### EXERCISE REQUIREMENTS
Search the data for the string "main" and gather each line it is in.

### RECORDS TO PROCESS
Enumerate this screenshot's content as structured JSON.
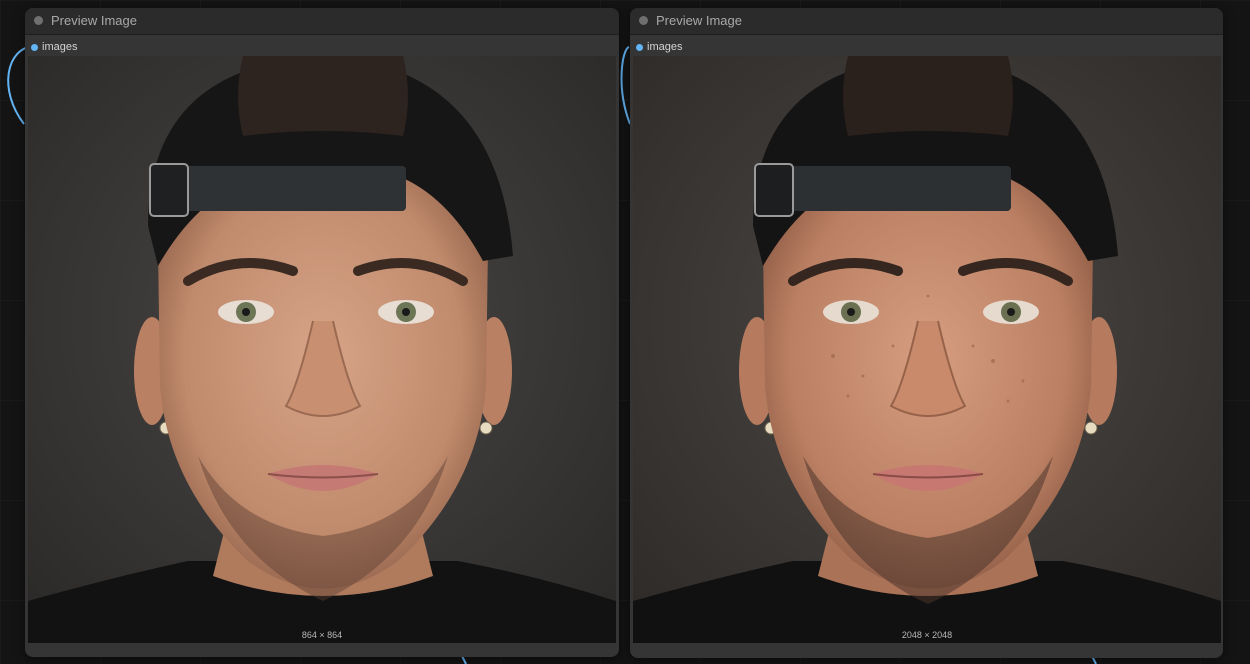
{
  "nodes": [
    {
      "title": "Preview Image",
      "input_label": "images",
      "image_size": "864 × 864",
      "image_description": "Front-facing portrait of a young man wearing a backwards black cap with strap, stubble beard, stud earrings, black t-shirt, dark gray background"
    },
    {
      "title": "Preview Image",
      "input_label": "images",
      "image_size": "2048 × 2048",
      "image_description": "Higher-resolution front-facing portrait of a man wearing a backwards black cap with strap, detailed skin texture and freckles, stubble beard, stud earrings, black t-shirt, dark gray background"
    }
  ],
  "colors": {
    "canvas": "#141414",
    "node_body": "#353535",
    "node_header": "#2b2b2b",
    "slot": "#64b5f6",
    "wire": "#64b5f6"
  }
}
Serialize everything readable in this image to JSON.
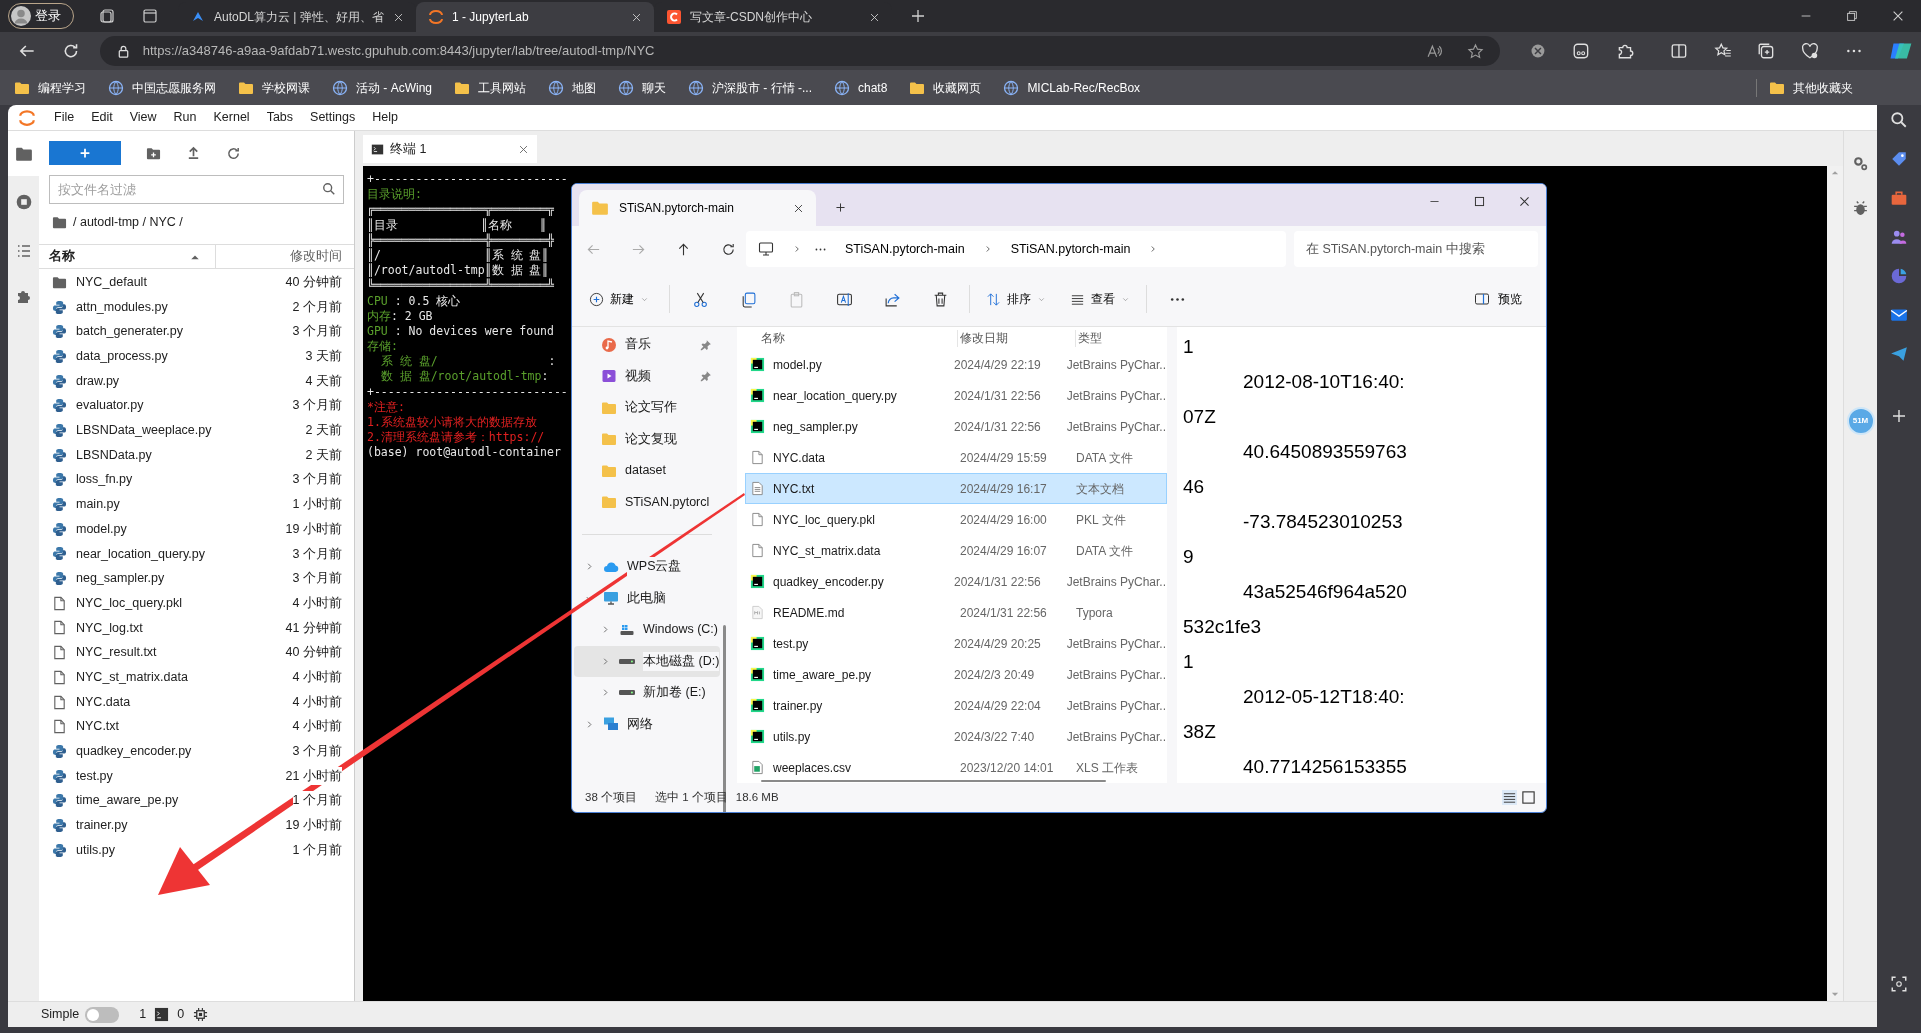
{
  "browser": {
    "profile_button": "登录",
    "tabs": [
      {
        "title": "AutoDL算力云 | 弹性、好用、省",
        "kind": "autodl",
        "selected": false
      },
      {
        "title": "1 - JupyterLab",
        "kind": "jupyter",
        "selected": true
      },
      {
        "title": "写文章-CSDN创作中心",
        "kind": "csdn",
        "selected": false
      }
    ],
    "address": "https://a348746-a9aa-9afdab71.westc.gpuhub.com:8443/jupyter/lab/tree/autodl-tmp/NYC",
    "bookmarks": [
      {
        "label": "编程学习",
        "kind": "folder"
      },
      {
        "label": "中国志愿服务网",
        "kind": "site"
      },
      {
        "label": "学校网课",
        "kind": "folder"
      },
      {
        "label": "活动 - AcWing",
        "kind": "site"
      },
      {
        "label": "工具网站",
        "kind": "folder"
      },
      {
        "label": "地图",
        "kind": "site"
      },
      {
        "label": "聊天",
        "kind": "site"
      },
      {
        "label": "沪深股市 - 行情 -...",
        "kind": "site"
      },
      {
        "label": "chat8",
        "kind": "site"
      },
      {
        "label": "收藏网页",
        "kind": "folder"
      },
      {
        "label": "MICLab-Rec/RecBox",
        "kind": "site"
      }
    ],
    "other_bookmarks": "其他收藏夹"
  },
  "jupyter": {
    "menu": [
      "File",
      "Edit",
      "View",
      "Run",
      "Kernel",
      "Tabs",
      "Settings",
      "Help"
    ],
    "file_browser": {
      "filter_placeholder": "按文件名过滤",
      "breadcrumb": "/ autodl-tmp / NYC /",
      "columns": [
        "名称",
        "修改时间"
      ],
      "files": [
        {
          "name": "NYC_default",
          "modified": "40 分钟前",
          "kind": "folder"
        },
        {
          "name": "attn_modules.py",
          "modified": "2 个月前",
          "kind": "python"
        },
        {
          "name": "batch_generater.py",
          "modified": "3 个月前",
          "kind": "python"
        },
        {
          "name": "data_process.py",
          "modified": "3 天前",
          "kind": "python"
        },
        {
          "name": "draw.py",
          "modified": "4 天前",
          "kind": "python"
        },
        {
          "name": "evaluator.py",
          "modified": "3 个月前",
          "kind": "python"
        },
        {
          "name": "LBSNData_weeplace.py",
          "modified": "2 天前",
          "kind": "python"
        },
        {
          "name": "LBSNData.py",
          "modified": "2 天前",
          "kind": "python"
        },
        {
          "name": "loss_fn.py",
          "modified": "3 个月前",
          "kind": "python"
        },
        {
          "name": "main.py",
          "modified": "1 小时前",
          "kind": "python"
        },
        {
          "name": "model.py",
          "modified": "19 小时前",
          "kind": "python"
        },
        {
          "name": "near_location_query.py",
          "modified": "3 个月前",
          "kind": "python"
        },
        {
          "name": "neg_sampler.py",
          "modified": "3 个月前",
          "kind": "python"
        },
        {
          "name": "NYC_loc_query.pkl",
          "modified": "4 小时前",
          "kind": "file"
        },
        {
          "name": "NYC_log.txt",
          "modified": "41 分钟前",
          "kind": "file"
        },
        {
          "name": "NYC_result.txt",
          "modified": "40 分钟前",
          "kind": "file"
        },
        {
          "name": "NYC_st_matrix.data",
          "modified": "4 小时前",
          "kind": "file"
        },
        {
          "name": "NYC.data",
          "modified": "4 小时前",
          "kind": "file"
        },
        {
          "name": "NYC.txt",
          "modified": "4 小时前",
          "kind": "file"
        },
        {
          "name": "quadkey_encoder.py",
          "modified": "3 个月前",
          "kind": "python"
        },
        {
          "name": "test.py",
          "modified": "21 小时前",
          "kind": "python"
        },
        {
          "name": "time_aware_pe.py",
          "modified": "1 个月前",
          "kind": "python"
        },
        {
          "name": "trainer.py",
          "modified": "19 小时前",
          "kind": "python"
        },
        {
          "name": "utils.py",
          "modified": "1 个月前",
          "kind": "python"
        }
      ]
    },
    "terminal_tab": "终端 1",
    "terminal_lines": [
      [
        {
          "text": "+----------------------------",
          "kind": "plain"
        }
      ],
      [
        {
          "text": "目录说明:",
          "kind": "label"
        }
      ],
      [
        {
          "text": "╔════════════════╦════════╦",
          "kind": "plain"
        }
      ],
      [
        {
          "text": "║目录            ║名称    ║",
          "kind": "plain"
        }
      ],
      [
        {
          "text": "╠════════════════╬════════╬",
          "kind": "plain"
        }
      ],
      [
        {
          "text": "║/               ║系 统 盘║",
          "kind": "plain"
        }
      ],
      [
        {
          "text": "║/root/autodl-tmp║数 据 盘║",
          "kind": "plain"
        }
      ],
      [
        {
          "text": "╚════════════════╩════════╩",
          "kind": "plain"
        }
      ],
      [
        {
          "text": "CPU",
          "kind": "label"
        },
        {
          "text": " : 0.5 核心",
          "kind": "plain"
        }
      ],
      [
        {
          "text": "内存",
          "kind": "label"
        },
        {
          "text": ": 2 GB",
          "kind": "plain"
        }
      ],
      [
        {
          "text": "GPU",
          "kind": "label"
        },
        {
          "text": " : No devices were found",
          "kind": "plain"
        }
      ],
      [
        {
          "text": "存储:",
          "kind": "label"
        }
      ],
      [
        {
          "text": "  系 统 盘/",
          "kind": "label"
        },
        {
          "text": "                :",
          "kind": "plain"
        }
      ],
      [
        {
          "text": "  数 据 盘/root/autodl-tmp",
          "kind": "label"
        },
        {
          "text": ":",
          "kind": "plain"
        }
      ],
      [
        {
          "text": "+----------------------------",
          "kind": "plain"
        }
      ],
      [
        {
          "text": "*注意:",
          "kind": "warning"
        }
      ],
      [
        {
          "text": "1.系统盘较小请将大的数据存放",
          "kind": "warning"
        }
      ],
      [
        {
          "text": "2.清理系统盘请参考：https://",
          "kind": "warning"
        }
      ],
      [
        {
          "text": "(base) root@autodl-container",
          "kind": "plain"
        }
      ]
    ],
    "side_badge": "51M",
    "status_bar": {
      "mode_label": "Simple",
      "simple_mode": false,
      "terminals": "1",
      "kernels": "0"
    }
  },
  "explorer": {
    "tab_title": "STiSAN.pytorch-main",
    "breadcrumb": [
      "STiSAN.pytorch-main",
      "STiSAN.pytorch-main"
    ],
    "search_placeholder": "在 STiSAN.pytorch-main 中搜索",
    "toolbar": {
      "new": "新建",
      "sort": "排序",
      "view": "查看",
      "preview": "预览"
    },
    "quick_access": [
      {
        "label": "音乐",
        "kind": "music",
        "pinned": true
      },
      {
        "label": "视频",
        "kind": "video",
        "pinned": true
      },
      {
        "label": "论文写作",
        "kind": "folder",
        "pinned": false
      },
      {
        "label": "论文复现",
        "kind": "folder",
        "pinned": false
      },
      {
        "label": "dataset",
        "kind": "folder",
        "pinned": false
      },
      {
        "label": "STiSAN.pytorcl",
        "kind": "folder",
        "pinned": false
      }
    ],
    "tree": [
      {
        "label": "WPS云盘",
        "kind": "cloud",
        "expanded": false,
        "selected": false
      },
      {
        "label": "此电脑",
        "kind": "pc",
        "expanded": true,
        "selected": false,
        "children": [
          {
            "label": "Windows (C:)",
            "kind": "system-drive",
            "expanded": false,
            "selected": false
          },
          {
            "label": "本地磁盘 (D:)",
            "kind": "drive",
            "expanded": false,
            "selected": true
          },
          {
            "label": "新加卷 (E:)",
            "kind": "drive",
            "expanded": false,
            "selected": false
          }
        ]
      },
      {
        "label": "网络",
        "kind": "network",
        "expanded": false,
        "selected": false
      }
    ],
    "columns": [
      "名称",
      "修改日期",
      "类型"
    ],
    "files": [
      {
        "name": "model.py",
        "date": "2024/4/29 22:19",
        "type": "JetBrains PyChar..",
        "kind": "code",
        "selected": false
      },
      {
        "name": "near_location_query.py",
        "date": "2024/1/31 22:56",
        "type": "JetBrains PyChar..",
        "kind": "code",
        "selected": false
      },
      {
        "name": "neg_sampler.py",
        "date": "2024/1/31 22:56",
        "type": "JetBrains PyChar..",
        "kind": "code",
        "selected": false
      },
      {
        "name": "NYC.data",
        "date": "2024/4/29 15:59",
        "type": "DATA 文件",
        "kind": "blank",
        "selected": false
      },
      {
        "name": "NYC.txt",
        "date": "2024/4/29 16:17",
        "type": "文本文档",
        "kind": "text",
        "selected": true
      },
      {
        "name": "NYC_loc_query.pkl",
        "date": "2024/4/29 16:00",
        "type": "PKL 文件",
        "kind": "blank",
        "selected": false
      },
      {
        "name": "NYC_st_matrix.data",
        "date": "2024/4/29 16:07",
        "type": "DATA 文件",
        "kind": "blank",
        "selected": false
      },
      {
        "name": "quadkey_encoder.py",
        "date": "2024/1/31 22:56",
        "type": "JetBrains PyChar..",
        "kind": "code",
        "selected": false
      },
      {
        "name": "README.md",
        "date": "2024/1/31 22:56",
        "type": "Typora",
        "kind": "markdown",
        "selected": false
      },
      {
        "name": "test.py",
        "date": "2024/4/29 20:25",
        "type": "JetBrains PyChar..",
        "kind": "code",
        "selected": false
      },
      {
        "name": "time_aware_pe.py",
        "date": "2024/2/3 20:49",
        "type": "JetBrains PyChar..",
        "kind": "code",
        "selected": false
      },
      {
        "name": "trainer.py",
        "date": "2024/4/29 22:04",
        "type": "JetBrains PyChar..",
        "kind": "code",
        "selected": false
      },
      {
        "name": "utils.py",
        "date": "2024/3/22 7:40",
        "type": "JetBrains PyChar..",
        "kind": "code",
        "selected": false
      },
      {
        "name": "weeplaces.csv",
        "date": "2023/12/20 14:01",
        "type": "XLS 工作表",
        "kind": "sheet",
        "selected": false
      }
    ],
    "preview_lines": [
      {
        "text": "1",
        "kind": "wrap"
      },
      {
        "text": "2012-08-10T16:40:",
        "kind": "field"
      },
      {
        "text": "07Z",
        "kind": "wrap"
      },
      {
        "text": "40.6450893559763",
        "kind": "field"
      },
      {
        "text": "46",
        "kind": "wrap"
      },
      {
        "text": "-73.784523010253",
        "kind": "field"
      },
      {
        "text": "9",
        "kind": "wrap"
      },
      {
        "text": "43a52546f964a520",
        "kind": "field"
      },
      {
        "text": "532c1fe3",
        "kind": "wrap"
      },
      {
        "text": "1",
        "kind": "wrap"
      },
      {
        "text": "2012-05-12T18:40:",
        "kind": "field"
      },
      {
        "text": "38Z",
        "kind": "wrap"
      },
      {
        "text": "40.7714256153355",
        "kind": "field"
      }
    ],
    "status": {
      "count": "38 个项目",
      "selection": "选中 1 个项目",
      "size": "18.6 MB"
    }
  }
}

### FINAL ANSWER
          "name": "main.py",
    "tab_title": "STiSAN.pytorch-main",
      "STiSAN.pytorch-main",
      "STiSAN.pytorch-main"
    "search_placeholder": "在 STiSAN.pytorch-main 中搜索",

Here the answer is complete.